== What is being asked ==
Decide whether each statement agrees with the text below about the false advertising case against Lifestyle Lift. Answer yes or no for each, and quote the words from the text that settle it.
1. Lifestyle Lift was ordered to pay $300,000 to the state of New York.
2. Lifestyle Lift published its made-up consumer reviews on a single website.
3. The text identifies Lifestyle Lift as a cosmetic surgery company.

== Excerpted text ==
Start of Block

Found Guilty of False Advertising? That’ll be $300,000, Please.
A headline came floating across the newsfeed the other day, and it turns out there’s an interesting story behind it. A story that certainly teaches a lesson, albeit maybe a different one for everybody.
Earlier this month, a cosmetic surgery company called Lifestyle Lift got busted for false advertising. Get this- they were publishing made-up consumer reviews on multiple websites, and even asking their employees to contribute during slow days in the office! Lifestyle Lift was found guilty, ordered to stop with the false advertising bit, and then pay $300,000 in costs and penalties to the state of New York. “Astroturfing” (the term coined for situations in which a company’s funds push an agenda of some sort) is becoming more of a problem on the internet; if nothing else it’s placing a company’s credibility completely in the hands of commenters (or, more realistically, comment moderators). To read the whole story, go here.
For us, this story acts as a not-so-subtle reminder to be ever-so-vigilant about the words we choose to use for our marketing copy, and company branding in general. Our clients depend on us to make sound decisions, tell the truth, and get their message across cleanly and effectively; we can’t afford to overlook anything. On top of that, we want our clients to succeed because they are a solid company, not because they had to trick people into believing positive reviews.

End of Block

Items from a data source:
Start of Block

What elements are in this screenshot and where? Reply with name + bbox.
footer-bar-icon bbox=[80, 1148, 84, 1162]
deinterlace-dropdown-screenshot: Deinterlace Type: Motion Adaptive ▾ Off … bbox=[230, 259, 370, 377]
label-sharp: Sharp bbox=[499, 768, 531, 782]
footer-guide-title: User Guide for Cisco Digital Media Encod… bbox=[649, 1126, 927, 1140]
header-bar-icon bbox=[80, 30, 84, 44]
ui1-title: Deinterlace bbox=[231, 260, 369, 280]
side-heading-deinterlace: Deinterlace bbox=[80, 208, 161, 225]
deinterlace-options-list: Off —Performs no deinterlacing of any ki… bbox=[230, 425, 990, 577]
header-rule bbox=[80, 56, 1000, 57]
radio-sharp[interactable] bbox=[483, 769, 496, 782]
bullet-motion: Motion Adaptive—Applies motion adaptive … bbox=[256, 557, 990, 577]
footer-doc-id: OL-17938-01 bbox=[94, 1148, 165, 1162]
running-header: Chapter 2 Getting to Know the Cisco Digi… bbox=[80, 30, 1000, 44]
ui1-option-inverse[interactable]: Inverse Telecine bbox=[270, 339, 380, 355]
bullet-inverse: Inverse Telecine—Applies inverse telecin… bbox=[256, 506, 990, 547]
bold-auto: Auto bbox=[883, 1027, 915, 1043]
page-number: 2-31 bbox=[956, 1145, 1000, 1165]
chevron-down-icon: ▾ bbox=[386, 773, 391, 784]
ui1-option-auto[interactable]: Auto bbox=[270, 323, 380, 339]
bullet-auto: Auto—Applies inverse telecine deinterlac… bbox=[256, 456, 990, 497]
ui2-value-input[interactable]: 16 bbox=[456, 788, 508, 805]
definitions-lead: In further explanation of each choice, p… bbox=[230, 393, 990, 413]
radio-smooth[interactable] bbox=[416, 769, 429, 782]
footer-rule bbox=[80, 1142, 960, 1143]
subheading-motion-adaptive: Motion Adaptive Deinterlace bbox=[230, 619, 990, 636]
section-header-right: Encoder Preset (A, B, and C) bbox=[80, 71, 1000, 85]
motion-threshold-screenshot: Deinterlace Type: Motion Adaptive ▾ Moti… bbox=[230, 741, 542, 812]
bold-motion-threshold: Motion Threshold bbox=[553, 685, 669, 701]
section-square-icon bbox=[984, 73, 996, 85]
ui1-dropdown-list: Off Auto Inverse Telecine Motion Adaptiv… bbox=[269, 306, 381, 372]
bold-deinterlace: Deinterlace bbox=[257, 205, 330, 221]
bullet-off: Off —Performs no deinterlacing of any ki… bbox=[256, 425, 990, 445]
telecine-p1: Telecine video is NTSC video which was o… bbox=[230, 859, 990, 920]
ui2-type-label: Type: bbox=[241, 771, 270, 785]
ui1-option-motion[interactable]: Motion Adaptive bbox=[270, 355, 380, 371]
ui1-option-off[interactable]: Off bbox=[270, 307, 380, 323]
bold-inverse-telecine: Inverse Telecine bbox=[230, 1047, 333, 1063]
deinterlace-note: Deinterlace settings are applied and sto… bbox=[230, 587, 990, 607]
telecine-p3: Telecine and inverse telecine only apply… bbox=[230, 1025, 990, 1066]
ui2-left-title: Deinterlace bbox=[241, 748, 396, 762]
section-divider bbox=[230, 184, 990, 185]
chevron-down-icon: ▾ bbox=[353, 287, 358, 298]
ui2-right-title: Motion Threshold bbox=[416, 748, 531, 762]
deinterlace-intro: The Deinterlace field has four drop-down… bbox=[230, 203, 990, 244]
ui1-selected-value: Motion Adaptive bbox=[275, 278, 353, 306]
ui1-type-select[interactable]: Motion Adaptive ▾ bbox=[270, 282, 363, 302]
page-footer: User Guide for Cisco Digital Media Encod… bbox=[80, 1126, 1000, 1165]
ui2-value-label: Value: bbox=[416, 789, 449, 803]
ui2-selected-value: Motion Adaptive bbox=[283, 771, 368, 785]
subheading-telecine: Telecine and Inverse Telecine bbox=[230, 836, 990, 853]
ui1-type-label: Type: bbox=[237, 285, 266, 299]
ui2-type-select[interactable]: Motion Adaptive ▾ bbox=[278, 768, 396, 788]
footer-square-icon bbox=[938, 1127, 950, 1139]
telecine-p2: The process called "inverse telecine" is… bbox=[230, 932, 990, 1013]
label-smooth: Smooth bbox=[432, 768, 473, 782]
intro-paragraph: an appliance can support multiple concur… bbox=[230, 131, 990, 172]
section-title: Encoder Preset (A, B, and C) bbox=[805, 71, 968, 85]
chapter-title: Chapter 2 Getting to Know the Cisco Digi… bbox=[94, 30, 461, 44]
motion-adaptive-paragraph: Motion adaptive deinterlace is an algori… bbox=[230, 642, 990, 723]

End of Block

== Output below ==
1. Yes: "pay $300,000 in costs and penalties to the state of New York"
2. No: "publishing made-up consumer reviews on multiple websites"
3. Yes: "a cosmetic surgery company called Lifestyle Lift"